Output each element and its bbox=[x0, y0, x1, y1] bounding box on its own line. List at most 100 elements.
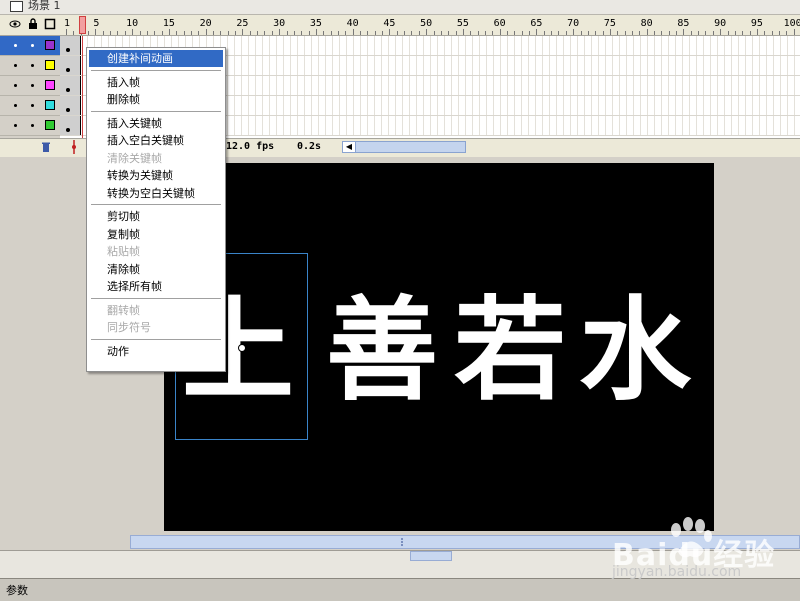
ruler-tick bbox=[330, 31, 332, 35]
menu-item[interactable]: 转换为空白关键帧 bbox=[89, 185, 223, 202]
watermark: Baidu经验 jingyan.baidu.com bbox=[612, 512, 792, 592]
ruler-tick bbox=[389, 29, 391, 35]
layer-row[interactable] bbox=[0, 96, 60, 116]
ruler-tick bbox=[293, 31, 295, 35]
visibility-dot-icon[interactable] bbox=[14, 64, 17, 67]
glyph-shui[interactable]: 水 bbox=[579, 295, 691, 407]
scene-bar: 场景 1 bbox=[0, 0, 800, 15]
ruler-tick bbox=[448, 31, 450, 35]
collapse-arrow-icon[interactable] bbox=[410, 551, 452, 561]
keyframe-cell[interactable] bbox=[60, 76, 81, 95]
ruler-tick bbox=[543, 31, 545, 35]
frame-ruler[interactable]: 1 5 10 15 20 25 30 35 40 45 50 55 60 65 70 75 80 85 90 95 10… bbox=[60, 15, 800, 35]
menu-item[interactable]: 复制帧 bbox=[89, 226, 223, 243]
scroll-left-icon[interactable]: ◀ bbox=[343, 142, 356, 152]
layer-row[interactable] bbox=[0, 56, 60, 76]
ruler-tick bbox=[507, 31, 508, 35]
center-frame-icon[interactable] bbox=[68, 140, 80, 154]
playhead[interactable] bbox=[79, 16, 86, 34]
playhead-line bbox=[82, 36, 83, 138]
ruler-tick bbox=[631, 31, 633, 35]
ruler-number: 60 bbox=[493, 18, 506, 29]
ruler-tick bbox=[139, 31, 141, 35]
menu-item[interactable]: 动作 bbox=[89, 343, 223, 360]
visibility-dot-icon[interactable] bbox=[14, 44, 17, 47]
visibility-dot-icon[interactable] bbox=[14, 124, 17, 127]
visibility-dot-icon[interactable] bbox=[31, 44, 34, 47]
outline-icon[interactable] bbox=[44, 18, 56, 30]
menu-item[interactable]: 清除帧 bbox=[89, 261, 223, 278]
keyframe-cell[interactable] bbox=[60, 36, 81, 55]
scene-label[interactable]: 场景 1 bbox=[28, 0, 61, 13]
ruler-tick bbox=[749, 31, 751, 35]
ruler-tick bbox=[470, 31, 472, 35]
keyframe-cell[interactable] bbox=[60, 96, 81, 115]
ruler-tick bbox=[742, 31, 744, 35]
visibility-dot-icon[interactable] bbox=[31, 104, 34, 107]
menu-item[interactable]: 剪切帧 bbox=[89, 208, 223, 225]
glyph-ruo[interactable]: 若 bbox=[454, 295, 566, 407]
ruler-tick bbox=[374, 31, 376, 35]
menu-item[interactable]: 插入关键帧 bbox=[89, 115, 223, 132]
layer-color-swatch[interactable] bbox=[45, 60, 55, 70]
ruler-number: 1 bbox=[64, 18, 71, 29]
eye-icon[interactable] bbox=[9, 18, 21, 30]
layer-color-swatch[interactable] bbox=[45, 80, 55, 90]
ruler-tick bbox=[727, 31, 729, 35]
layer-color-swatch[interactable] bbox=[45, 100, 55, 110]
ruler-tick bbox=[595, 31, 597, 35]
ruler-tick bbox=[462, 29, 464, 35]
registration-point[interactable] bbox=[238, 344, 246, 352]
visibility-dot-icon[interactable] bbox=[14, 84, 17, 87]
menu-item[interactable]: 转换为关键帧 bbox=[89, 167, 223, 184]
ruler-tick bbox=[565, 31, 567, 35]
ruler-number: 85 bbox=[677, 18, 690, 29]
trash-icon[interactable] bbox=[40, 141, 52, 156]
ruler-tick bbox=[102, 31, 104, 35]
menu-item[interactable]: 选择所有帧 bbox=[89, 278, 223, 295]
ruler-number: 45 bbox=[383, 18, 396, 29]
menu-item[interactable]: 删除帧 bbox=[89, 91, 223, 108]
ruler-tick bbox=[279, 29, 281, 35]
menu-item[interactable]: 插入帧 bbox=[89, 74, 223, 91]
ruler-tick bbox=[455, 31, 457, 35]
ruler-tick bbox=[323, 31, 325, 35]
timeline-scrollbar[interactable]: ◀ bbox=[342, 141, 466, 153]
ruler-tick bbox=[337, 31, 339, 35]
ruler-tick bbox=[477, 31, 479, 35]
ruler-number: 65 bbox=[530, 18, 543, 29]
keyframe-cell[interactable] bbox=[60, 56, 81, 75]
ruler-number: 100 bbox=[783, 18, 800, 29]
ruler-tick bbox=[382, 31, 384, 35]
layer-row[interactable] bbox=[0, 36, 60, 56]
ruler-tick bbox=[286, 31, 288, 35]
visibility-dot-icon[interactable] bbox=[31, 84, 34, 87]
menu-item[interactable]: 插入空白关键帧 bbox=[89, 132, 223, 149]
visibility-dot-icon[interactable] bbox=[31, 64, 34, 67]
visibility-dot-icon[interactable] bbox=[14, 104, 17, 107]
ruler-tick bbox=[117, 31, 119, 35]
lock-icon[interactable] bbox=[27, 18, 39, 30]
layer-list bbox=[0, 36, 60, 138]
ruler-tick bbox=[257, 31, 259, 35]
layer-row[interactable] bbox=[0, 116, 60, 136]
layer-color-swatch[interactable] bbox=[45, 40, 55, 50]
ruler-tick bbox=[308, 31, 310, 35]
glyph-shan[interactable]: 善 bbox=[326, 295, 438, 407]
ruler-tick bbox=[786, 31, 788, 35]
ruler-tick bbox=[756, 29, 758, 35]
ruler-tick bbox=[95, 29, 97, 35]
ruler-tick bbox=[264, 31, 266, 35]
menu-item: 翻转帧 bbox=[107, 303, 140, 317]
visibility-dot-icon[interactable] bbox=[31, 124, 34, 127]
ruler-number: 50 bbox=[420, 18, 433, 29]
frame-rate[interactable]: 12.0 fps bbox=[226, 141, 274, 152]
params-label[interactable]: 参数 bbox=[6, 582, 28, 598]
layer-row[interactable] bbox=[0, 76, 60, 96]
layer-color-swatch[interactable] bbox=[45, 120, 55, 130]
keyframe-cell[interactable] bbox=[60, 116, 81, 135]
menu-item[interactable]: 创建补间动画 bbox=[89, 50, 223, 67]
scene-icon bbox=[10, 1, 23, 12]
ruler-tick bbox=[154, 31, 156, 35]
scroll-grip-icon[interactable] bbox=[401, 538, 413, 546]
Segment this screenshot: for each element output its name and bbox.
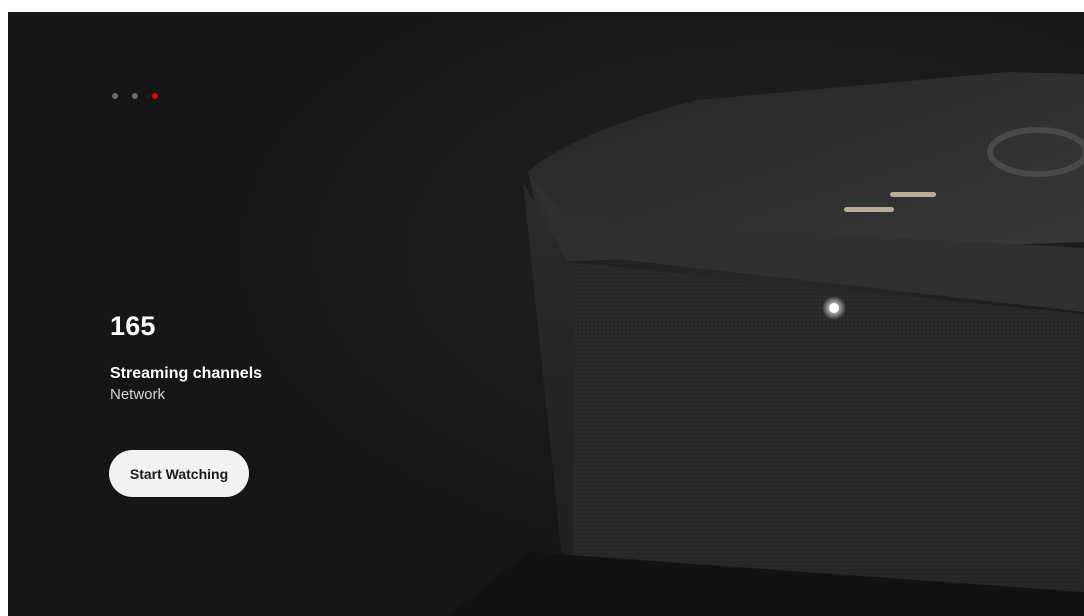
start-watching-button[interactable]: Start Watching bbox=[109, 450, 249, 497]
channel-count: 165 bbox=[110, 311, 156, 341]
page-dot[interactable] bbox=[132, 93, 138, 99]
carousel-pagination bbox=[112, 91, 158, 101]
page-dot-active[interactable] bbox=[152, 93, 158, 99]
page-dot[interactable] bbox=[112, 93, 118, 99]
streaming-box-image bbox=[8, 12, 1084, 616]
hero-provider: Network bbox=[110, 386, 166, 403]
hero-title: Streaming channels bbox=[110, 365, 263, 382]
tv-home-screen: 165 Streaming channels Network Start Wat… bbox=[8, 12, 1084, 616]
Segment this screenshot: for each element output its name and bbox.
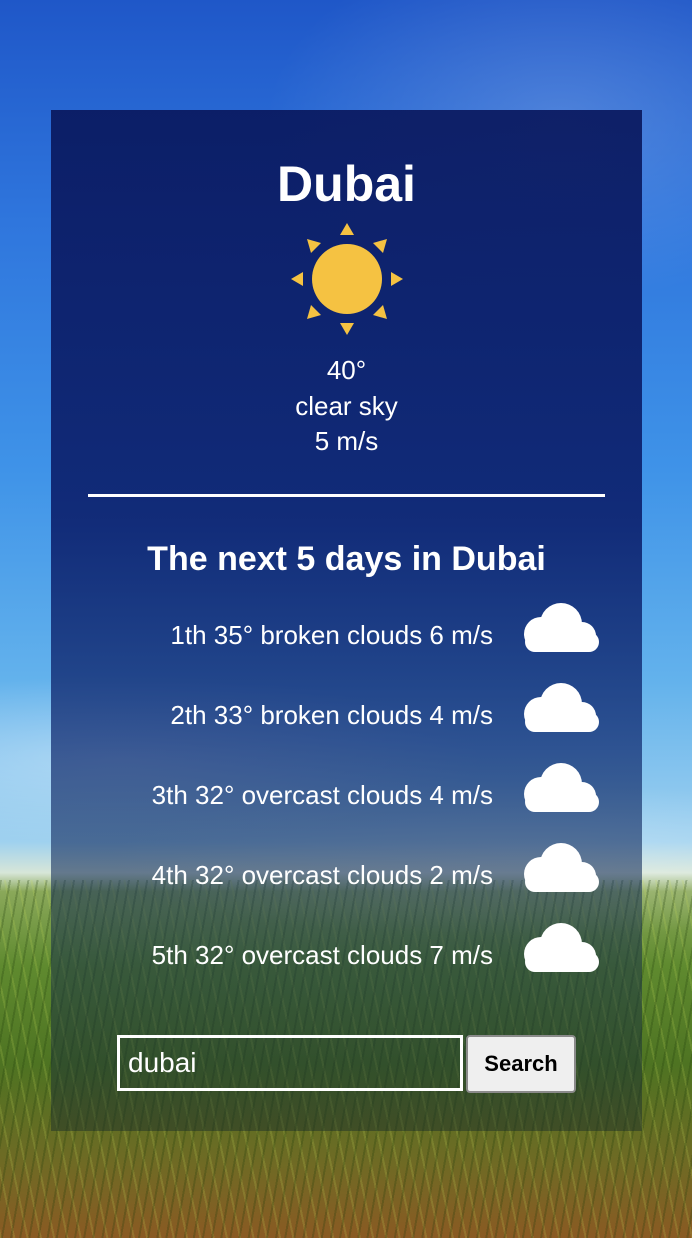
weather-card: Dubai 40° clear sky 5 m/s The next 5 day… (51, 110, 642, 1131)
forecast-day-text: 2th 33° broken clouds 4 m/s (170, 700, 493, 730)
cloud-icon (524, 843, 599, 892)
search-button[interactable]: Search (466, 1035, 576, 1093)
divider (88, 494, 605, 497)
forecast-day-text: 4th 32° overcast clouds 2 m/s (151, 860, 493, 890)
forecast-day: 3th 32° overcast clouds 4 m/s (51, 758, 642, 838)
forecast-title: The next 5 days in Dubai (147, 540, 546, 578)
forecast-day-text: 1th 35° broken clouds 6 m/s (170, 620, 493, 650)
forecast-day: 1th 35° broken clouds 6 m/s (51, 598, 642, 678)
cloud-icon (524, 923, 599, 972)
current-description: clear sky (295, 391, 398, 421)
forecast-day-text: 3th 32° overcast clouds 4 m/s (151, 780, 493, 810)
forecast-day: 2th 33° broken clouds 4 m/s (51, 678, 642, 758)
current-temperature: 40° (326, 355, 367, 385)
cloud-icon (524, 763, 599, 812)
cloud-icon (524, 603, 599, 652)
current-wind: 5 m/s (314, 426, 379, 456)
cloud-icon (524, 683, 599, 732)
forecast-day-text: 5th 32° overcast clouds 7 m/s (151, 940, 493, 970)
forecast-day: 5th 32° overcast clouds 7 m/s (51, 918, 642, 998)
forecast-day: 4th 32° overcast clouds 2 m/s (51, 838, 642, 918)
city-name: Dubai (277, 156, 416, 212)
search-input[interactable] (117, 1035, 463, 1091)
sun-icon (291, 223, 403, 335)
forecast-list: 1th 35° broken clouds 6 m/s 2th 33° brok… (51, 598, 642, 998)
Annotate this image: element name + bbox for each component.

+ + +

EXERCISE GOAL >> Quote the part of the entries that opens with the line containing "ruler-tick bbox=[330, 31, 332, 35]" and closes with the line containing "ruler-tick bbox=[543, 31, 545, 35]".

SOLVED PROBLEM >>
ruler-tick bbox=[330, 31, 332, 35]
menu-item[interactable]: 转换为空白关键帧 bbox=[89, 185, 223, 202]
watermark: Baidu经验 jingyan.baidu.com bbox=[612, 512, 792, 592]
ruler-tick bbox=[389, 29, 391, 35]
layer-row[interactable] bbox=[0, 96, 60, 116]
ruler-tick bbox=[293, 31, 295, 35]
visibility-dot-icon[interactable] bbox=[14, 64, 17, 67]
glyph-shui[interactable]: 水 bbox=[579, 295, 691, 407]
scene-bar: 场景 1 bbox=[0, 0, 800, 15]
ruler-tick bbox=[448, 31, 450, 35]
collapse-arrow-icon[interactable] bbox=[410, 551, 452, 561]
keyframe-cell[interactable] bbox=[60, 76, 81, 95]
ruler-tick bbox=[543, 31, 545, 35]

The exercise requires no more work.